Dataset entries

——————————

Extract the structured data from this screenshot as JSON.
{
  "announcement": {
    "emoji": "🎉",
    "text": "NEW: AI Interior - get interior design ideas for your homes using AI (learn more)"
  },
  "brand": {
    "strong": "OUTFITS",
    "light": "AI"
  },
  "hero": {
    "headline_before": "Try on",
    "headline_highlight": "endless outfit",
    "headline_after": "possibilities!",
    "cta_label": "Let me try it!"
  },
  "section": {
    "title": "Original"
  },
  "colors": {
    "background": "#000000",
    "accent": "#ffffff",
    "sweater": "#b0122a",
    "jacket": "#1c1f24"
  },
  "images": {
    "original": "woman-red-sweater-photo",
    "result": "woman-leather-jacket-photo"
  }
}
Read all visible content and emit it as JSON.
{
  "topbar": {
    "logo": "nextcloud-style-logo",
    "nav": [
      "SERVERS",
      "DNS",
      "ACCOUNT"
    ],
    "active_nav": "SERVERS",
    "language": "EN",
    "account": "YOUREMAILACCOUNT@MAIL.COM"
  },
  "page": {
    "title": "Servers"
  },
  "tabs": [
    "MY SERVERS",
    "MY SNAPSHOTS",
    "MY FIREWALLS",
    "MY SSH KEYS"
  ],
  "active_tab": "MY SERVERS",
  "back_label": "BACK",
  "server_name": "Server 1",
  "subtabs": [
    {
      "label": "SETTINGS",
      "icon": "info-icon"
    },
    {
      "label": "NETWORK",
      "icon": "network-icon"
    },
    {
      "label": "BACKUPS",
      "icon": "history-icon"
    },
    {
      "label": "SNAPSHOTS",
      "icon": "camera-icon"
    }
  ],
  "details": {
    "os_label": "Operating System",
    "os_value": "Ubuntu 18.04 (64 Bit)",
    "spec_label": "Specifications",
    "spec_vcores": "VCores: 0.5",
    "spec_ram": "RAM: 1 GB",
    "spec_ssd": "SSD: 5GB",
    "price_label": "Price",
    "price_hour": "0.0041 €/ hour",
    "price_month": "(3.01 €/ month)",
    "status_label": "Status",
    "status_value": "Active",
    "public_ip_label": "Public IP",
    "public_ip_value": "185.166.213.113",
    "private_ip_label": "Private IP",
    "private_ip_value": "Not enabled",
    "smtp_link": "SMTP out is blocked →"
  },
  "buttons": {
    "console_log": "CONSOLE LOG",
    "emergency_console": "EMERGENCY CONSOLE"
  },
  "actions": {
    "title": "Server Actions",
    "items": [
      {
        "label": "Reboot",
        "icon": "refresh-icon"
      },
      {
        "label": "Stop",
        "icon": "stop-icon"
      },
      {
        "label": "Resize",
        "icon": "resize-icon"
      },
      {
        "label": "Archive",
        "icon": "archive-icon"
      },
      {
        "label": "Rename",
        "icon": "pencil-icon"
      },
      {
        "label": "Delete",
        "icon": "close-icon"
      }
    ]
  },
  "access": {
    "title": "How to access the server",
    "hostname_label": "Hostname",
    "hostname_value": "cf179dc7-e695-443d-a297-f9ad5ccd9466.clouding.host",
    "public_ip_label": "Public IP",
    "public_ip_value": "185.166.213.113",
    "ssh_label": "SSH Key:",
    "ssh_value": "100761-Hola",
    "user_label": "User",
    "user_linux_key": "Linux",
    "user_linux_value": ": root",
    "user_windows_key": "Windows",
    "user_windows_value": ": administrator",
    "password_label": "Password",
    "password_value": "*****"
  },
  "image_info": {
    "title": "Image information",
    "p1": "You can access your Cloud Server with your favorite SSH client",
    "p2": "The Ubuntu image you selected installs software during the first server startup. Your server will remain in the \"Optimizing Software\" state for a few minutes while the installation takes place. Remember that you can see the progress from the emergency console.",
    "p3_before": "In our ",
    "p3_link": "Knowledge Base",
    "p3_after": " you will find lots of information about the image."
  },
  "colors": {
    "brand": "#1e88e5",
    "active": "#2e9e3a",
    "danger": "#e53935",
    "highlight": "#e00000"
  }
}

——————————

Your instructions: Copy every line that includes the string "photo" from the material above.

Output:
    "original": "woman-red-sweater-photo",
    "result": "woman-leather-jacket-photo"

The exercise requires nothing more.